**STATED GOAL**
Exactly reproduce the lines that follow.

________

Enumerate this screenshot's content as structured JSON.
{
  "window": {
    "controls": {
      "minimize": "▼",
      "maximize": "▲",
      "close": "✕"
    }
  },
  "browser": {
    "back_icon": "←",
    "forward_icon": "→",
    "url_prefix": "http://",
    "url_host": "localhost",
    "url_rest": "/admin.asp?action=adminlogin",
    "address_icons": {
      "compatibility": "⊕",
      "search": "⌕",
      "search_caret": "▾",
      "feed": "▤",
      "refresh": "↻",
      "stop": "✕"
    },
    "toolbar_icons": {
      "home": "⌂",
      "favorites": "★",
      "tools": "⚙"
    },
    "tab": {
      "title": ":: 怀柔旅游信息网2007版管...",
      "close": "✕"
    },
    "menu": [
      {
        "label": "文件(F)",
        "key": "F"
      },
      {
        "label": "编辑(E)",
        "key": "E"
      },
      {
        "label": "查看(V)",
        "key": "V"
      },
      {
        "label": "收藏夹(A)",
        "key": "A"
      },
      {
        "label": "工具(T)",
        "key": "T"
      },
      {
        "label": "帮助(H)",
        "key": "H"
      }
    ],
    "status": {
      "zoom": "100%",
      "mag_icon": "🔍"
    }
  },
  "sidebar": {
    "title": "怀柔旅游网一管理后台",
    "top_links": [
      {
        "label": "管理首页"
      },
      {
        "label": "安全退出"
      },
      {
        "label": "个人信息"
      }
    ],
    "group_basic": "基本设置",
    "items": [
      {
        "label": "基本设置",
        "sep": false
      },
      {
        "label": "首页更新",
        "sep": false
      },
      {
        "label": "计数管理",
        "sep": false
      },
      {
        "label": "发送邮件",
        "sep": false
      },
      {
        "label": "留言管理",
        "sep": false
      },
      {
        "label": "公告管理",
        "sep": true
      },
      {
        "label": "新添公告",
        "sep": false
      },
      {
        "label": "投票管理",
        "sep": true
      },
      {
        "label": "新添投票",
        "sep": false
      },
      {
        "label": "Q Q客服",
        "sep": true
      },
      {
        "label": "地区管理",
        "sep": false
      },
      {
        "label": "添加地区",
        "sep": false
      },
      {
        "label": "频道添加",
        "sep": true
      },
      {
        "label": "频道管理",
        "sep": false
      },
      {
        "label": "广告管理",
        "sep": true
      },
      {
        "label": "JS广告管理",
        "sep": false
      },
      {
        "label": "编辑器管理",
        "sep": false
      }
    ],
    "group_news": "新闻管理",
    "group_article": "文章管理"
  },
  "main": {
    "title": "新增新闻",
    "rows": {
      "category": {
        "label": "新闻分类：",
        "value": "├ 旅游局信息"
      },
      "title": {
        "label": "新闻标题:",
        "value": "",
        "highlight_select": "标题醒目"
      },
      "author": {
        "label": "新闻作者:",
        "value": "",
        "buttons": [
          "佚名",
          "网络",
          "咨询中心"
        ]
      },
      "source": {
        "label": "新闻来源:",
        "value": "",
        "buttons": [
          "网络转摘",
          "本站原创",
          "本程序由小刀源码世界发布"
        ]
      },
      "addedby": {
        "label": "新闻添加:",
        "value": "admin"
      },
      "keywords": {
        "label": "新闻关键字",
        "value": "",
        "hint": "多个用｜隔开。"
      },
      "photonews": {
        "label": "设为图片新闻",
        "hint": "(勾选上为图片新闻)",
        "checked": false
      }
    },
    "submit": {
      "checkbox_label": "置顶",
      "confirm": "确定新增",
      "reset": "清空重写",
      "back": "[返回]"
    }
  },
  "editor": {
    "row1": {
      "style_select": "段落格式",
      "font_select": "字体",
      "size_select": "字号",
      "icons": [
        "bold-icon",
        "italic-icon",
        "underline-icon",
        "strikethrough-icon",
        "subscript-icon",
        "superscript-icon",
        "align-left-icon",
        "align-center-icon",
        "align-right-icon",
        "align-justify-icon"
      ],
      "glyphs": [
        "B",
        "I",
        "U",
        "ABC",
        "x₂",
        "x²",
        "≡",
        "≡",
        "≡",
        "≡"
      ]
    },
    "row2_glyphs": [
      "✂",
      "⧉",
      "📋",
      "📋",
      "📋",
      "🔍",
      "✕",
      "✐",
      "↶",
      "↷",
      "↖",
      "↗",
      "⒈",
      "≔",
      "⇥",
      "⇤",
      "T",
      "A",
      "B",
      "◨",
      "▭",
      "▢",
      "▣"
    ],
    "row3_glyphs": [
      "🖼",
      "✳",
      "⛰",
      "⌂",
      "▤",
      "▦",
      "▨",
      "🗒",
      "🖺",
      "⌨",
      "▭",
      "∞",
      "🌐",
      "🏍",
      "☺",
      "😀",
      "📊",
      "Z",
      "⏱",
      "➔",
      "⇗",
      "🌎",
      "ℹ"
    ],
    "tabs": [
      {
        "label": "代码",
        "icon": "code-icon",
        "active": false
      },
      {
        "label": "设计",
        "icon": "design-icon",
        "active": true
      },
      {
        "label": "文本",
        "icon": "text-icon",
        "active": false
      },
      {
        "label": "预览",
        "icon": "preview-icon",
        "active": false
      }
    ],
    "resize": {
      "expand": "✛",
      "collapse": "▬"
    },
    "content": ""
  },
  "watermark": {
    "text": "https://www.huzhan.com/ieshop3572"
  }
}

________

**THE RESULT**
Enumerate this screenshot's content as structured JSON.
{
  "window": {
    "controls": {
      "minimize": "▼",
      "maximize": "▲",
      "close": "✕"
    }
  },
  "browser": {
    "back_icon": "←",
    "forward_icon": "→",
    "url_prefix": "http://",
    "url_host": "localhost",
    "url_rest": "/admin.asp?action=adminlogin",
    "address_icons": {
      "compatibility": "⊕",
      "search": "⌕",
      "search_caret": "▾",
      "feed": "▤",
      "refresh": "↻",
      "stop": "✕"
    },
    "toolbar_icons": {
      "home": "⌂",
      "favorites": "★",
      "tools": "⚙"
    },
    "tab": {
      "title": ":: 怀柔旅游信息网2007版管...",
      "close": "✕"
    },
    "menu": [
      {
        "label": "文件(F)",
        "key": "F"
      },
      {
        "label": "编辑(E)",
        "key": "E"
      },
      {
        "label": "查看(V)",
        "key": "V"
      },
      {
        "label": "收藏夹(A)",
        "key": "A"
      },
      {
        "label": "工具(T)",
        "key": "T"
      },
      {
        "label": "帮助(H)",
        "key": "H"
      }
    ],
    "status": {
      "zoom": "100%",
      "mag_icon": "🔍"
    }
  },
  "sidebar": {
    "title": "怀柔旅游网一管理后台",
    "top_links": [
      {
        "label": "管理首页"
      },
      {
        "label": "安全退出"
      },
      {
        "label": "个人信息"
      }
    ],
    "group_basic": "基本设置",
    "items": [
      {
        "label": "基本设置",
        "sep": false
      },
      {
        "label": "首页更新",
        "sep": false
      },
      {
        "label": "计数管理",
        "sep": false
      },
      {
        "label": "发送邮件",
        "sep": false
      },
      {
        "label": "留言管理",
        "sep": false
      },
      {
        "label": "公告管理",
        "sep": true
      },
      {
        "label": "新添公告",
        "sep": false
      },
      {
        "label": "投票管理",
        "sep": true
      },
      {
        "label": "新添投票",
        "sep": false
      },
      {
        "label": "Q Q客服",
        "sep": true
      },
      {
        "label": "地区管理",
        "sep": false
      },
      {
        "label": "添加地区",
        "sep": false
      },
      {
        "label": "频道添加",
        "sep": true
      },
      {
        "label": "频道管理",
        "sep": false
      },
      {
        "label": "广告管理",
        "sep": true
      },
      {
        "label": "JS广告管理",
        "sep": false
      },
      {
        "label": "编辑器管理",
        "sep": false
      }
    ],
    "group_news": "新闻管理",
    "group_article": "文章管理"
  },
  "main": {
    "title": "新增新闻",
    "rows": {
      "category": {
        "label": "新闻分类：",
        "value": "├ 旅游局信息"
      },
      "title": {
        "label": "新闻标题:",
        "value": "",
        "highlight_select": "标题醒目"
      },
      "author": {
        "label": "新闻作者:",
        "value": "",
        "buttons": [
          "佚名",
          "网络",
          "咨询中心"
        ]
      },
      "source": {
        "label": "新闻来源:",
        "value": "",
        "buttons": [
          "网络转摘",
          "本站原创",
          "本程序由小刀源码世界发布"
        ]
      },
      "addedby": {
        "label": "新闻添加:",
        "value": "admin"
      },
      "keywords": {
        "label": "新闻关键字",
        "value": "",
        "hint": "多个用｜隔开。"
      },
      "photonews": {
        "label": "设为图片新闻",
        "hint": "(勾选上为图片新闻)",
        "checked": false
      }
    },
    "submit": {
      "checkbox_label": "置顶",
      "confirm": "确定新增",
      "reset": "清空重写",
      "back": "[返回]"
    }
  },
  "editor": {
    "row1": {
      "style_select": "段落格式",
      "font_select": "字体",
      "size_select": "字号",
      "icons": [
        "bold-icon",
        "italic-icon",
        "underline-icon",
        "strikethrough-icon",
        "subscript-icon",
        "superscript-icon",
        "align-left-icon",
        "align-center-icon",
        "align-right-icon",
        "align-justify-icon"
      ],
      "glyphs": [
        "B",
        "I",
        "U",
        "ABC",
        "x₂",
        "x²",
        "≡",
        "≡",
        "≡",
        "≡"
      ]
    },
    "row2_glyphs": [
      "✂",
      "⧉",
      "📋",
      "📋",
      "📋",
      "🔍",
      "✕",
      "✐",
      "↶",
      "↷",
      "↖",
      "↗",
      "⒈",
      "≔",
      "⇥",
      "⇤",
      "T",
      "A",
      "B",
      "◨",
      "▭",
      "▢",
      "▣"
    ],
    "row3_glyphs": [
      "🖼",
      "✳",
      "⛰",
      "⌂",
      "▤",
      "▦",
      "▨",
      "🗒",
      "🖺",
      "⌨",
      "▭",
      "∞",
      "🌐",
      "🏍",
      "☺",
      "😀",
      "📊",
      "Z",
      "⏱",
      "➔",
      "⇗",
      "🌎",
      "ℹ"
    ],
    "tabs": [
      {
        "label": "代码",
        "icon": "code-icon",
        "active": false
      },
      {
        "label": "设计",
        "icon": "design-icon",
        "active": true
      },
      {
        "label": "文本",
        "icon": "text-icon",
        "active": false
      },
      {
        "label": "预览",
        "icon": "preview-icon",
        "active": false
      }
    ],
    "resize": {
      "expand": "✛",
      "collapse": "▬"
    },
    "content": ""
  },
  "watermark": {
    "text": "https://www.huzhan.com/ieshop3572"
  }
}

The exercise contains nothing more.